[[ Dataset content open ]]
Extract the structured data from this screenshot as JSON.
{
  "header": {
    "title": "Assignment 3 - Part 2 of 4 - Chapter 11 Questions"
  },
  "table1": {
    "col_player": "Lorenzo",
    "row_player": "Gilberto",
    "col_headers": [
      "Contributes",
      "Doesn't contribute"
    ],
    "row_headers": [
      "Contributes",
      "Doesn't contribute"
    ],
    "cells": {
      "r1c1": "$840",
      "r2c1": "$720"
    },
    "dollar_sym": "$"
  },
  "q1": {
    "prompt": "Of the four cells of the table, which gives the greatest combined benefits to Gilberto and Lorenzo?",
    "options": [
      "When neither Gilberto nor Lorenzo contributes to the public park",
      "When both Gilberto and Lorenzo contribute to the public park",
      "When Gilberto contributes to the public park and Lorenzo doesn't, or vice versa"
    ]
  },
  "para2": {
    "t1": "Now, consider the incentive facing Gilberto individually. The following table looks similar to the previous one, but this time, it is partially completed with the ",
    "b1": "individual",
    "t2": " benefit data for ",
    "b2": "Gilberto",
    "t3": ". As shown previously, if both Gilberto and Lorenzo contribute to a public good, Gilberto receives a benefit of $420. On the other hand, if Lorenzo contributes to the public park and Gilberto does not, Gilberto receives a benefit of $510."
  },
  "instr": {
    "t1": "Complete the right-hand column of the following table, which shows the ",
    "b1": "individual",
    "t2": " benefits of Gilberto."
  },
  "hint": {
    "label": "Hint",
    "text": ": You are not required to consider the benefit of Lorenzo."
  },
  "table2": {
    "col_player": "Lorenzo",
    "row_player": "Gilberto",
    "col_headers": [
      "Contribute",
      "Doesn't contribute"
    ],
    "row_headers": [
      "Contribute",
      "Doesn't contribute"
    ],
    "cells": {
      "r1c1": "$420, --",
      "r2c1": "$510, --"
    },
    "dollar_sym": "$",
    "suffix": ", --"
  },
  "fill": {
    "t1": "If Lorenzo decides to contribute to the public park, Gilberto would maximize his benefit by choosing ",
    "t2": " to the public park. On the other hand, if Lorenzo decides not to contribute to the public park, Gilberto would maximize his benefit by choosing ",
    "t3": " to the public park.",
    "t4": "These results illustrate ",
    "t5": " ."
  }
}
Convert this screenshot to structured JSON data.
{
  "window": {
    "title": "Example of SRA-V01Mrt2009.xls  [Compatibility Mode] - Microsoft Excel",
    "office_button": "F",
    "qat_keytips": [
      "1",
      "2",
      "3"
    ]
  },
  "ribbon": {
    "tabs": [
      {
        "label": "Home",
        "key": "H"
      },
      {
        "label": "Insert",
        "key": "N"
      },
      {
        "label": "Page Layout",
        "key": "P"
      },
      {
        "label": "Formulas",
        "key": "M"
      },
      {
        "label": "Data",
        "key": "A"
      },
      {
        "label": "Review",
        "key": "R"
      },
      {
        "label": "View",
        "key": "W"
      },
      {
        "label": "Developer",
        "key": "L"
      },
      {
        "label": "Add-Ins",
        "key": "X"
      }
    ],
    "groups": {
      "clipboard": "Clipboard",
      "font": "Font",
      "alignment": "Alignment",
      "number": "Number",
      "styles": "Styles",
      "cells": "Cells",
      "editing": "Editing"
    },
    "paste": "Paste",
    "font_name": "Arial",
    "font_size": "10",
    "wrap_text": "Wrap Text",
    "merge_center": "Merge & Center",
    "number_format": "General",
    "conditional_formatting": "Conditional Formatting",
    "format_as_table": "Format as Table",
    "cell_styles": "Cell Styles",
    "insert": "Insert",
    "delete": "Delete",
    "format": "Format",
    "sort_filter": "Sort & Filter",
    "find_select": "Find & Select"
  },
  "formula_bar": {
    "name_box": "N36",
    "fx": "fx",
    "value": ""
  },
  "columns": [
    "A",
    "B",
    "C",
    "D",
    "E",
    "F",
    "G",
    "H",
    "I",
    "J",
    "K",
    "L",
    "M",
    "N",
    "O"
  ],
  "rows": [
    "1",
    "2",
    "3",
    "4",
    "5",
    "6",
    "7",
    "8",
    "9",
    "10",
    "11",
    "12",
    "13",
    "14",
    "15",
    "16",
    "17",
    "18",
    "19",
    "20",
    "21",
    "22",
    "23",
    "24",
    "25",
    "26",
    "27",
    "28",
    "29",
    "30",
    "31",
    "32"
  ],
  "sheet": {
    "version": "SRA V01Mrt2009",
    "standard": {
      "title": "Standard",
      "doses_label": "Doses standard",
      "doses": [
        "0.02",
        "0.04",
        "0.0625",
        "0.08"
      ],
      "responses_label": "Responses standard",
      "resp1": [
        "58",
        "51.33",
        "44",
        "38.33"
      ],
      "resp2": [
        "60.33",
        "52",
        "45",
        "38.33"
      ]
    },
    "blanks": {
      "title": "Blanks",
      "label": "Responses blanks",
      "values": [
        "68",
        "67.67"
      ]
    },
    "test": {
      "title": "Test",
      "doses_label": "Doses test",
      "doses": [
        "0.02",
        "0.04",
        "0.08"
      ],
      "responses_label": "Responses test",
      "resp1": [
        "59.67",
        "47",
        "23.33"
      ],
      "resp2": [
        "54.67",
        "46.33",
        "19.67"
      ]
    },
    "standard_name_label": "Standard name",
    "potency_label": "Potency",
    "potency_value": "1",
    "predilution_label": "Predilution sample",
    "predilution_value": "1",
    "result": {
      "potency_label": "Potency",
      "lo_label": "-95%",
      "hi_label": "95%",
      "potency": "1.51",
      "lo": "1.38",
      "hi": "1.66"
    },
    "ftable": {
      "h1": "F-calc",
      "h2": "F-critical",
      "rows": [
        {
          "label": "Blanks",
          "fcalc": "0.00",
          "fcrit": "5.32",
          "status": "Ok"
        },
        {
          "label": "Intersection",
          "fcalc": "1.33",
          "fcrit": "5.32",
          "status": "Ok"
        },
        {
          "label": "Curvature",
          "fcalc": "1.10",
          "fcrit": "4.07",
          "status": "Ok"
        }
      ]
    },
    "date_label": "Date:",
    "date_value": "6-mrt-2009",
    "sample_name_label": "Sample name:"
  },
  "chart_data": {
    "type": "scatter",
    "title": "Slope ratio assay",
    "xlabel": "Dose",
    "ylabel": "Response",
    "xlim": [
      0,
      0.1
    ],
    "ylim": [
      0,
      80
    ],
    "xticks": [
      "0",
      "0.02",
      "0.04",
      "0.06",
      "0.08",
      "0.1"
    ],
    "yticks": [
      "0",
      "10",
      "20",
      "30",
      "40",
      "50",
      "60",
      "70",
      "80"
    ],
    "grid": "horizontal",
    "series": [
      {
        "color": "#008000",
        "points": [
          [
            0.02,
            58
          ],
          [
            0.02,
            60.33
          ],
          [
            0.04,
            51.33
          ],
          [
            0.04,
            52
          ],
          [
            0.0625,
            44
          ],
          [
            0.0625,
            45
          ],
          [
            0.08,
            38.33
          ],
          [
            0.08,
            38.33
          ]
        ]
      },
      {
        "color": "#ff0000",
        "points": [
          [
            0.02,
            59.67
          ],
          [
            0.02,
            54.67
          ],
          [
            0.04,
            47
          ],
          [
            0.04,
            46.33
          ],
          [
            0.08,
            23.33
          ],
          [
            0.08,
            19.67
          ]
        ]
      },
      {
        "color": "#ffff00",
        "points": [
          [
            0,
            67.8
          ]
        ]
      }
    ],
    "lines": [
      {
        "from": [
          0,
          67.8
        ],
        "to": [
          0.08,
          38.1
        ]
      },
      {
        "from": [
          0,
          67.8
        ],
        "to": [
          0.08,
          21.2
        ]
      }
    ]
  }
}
[[ Dataset content closed ]]
Exercise goal: Search the data above for the word "structured". Copy each line it is in.

Response:
Extract the structured data from this screenshot as JSON.
Convert this screenshot to structured JSON data.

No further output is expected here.